### [AIM]
Without including any images, reproduce each entry exactly.

<<<<

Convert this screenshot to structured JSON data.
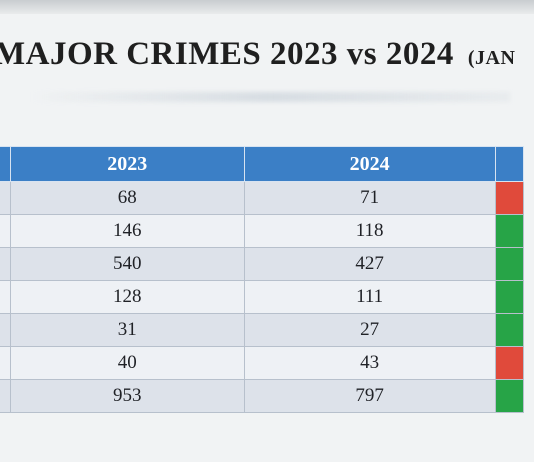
{
  "title": {
    "main": "MAJOR CRIMES  2023 vs 2024",
    "suffix": "(JAN"
  },
  "table": {
    "columns": [
      "",
      "2023",
      "2024",
      ""
    ],
    "rows": [
      {
        "y2023": "68",
        "y2024": "71",
        "status": "red"
      },
      {
        "y2023": "146",
        "y2024": "118",
        "status": "green"
      },
      {
        "y2023": "540",
        "y2024": "427",
        "status": "green"
      },
      {
        "y2023": "128",
        "y2024": "111",
        "status": "green"
      },
      {
        "y2023": "31",
        "y2024": "27",
        "status": "green"
      },
      {
        "y2023": "40",
        "y2024": "43",
        "status": "red"
      },
      {
        "y2023": "953",
        "y2024": "797",
        "status": "green"
      }
    ]
  },
  "colors": {
    "header_blue": "#3b7fc6",
    "increase_red": "#e04a3b",
    "decrease_green": "#27a447"
  }
}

>>>>

### [WORKED SOLUTION]
Convert this screenshot to structured JSON data.
{
  "title": {
    "main": "MAJOR CRIMES  2023 vs 2024",
    "suffix": "(JAN"
  },
  "table": {
    "columns": [
      "",
      "2023",
      "2024",
      ""
    ],
    "rows": [
      {
        "y2023": "68",
        "y2024": "71",
        "status": "red"
      },
      {
        "y2023": "146",
        "y2024": "118",
        "status": "green"
      },
      {
        "y2023": "540",
        "y2024": "427",
        "status": "green"
      },
      {
        "y2023": "128",
        "y2024": "111",
        "status": "green"
      },
      {
        "y2023": "31",
        "y2024": "27",
        "status": "green"
      },
      {
        "y2023": "40",
        "y2024": "43",
        "status": "red"
      },
      {
        "y2023": "953",
        "y2024": "797",
        "status": "green"
      }
    ]
  },
  "colors": {
    "header_blue": "#3b7fc6",
    "increase_red": "#e04a3b",
    "decrease_green": "#27a447"
  }
}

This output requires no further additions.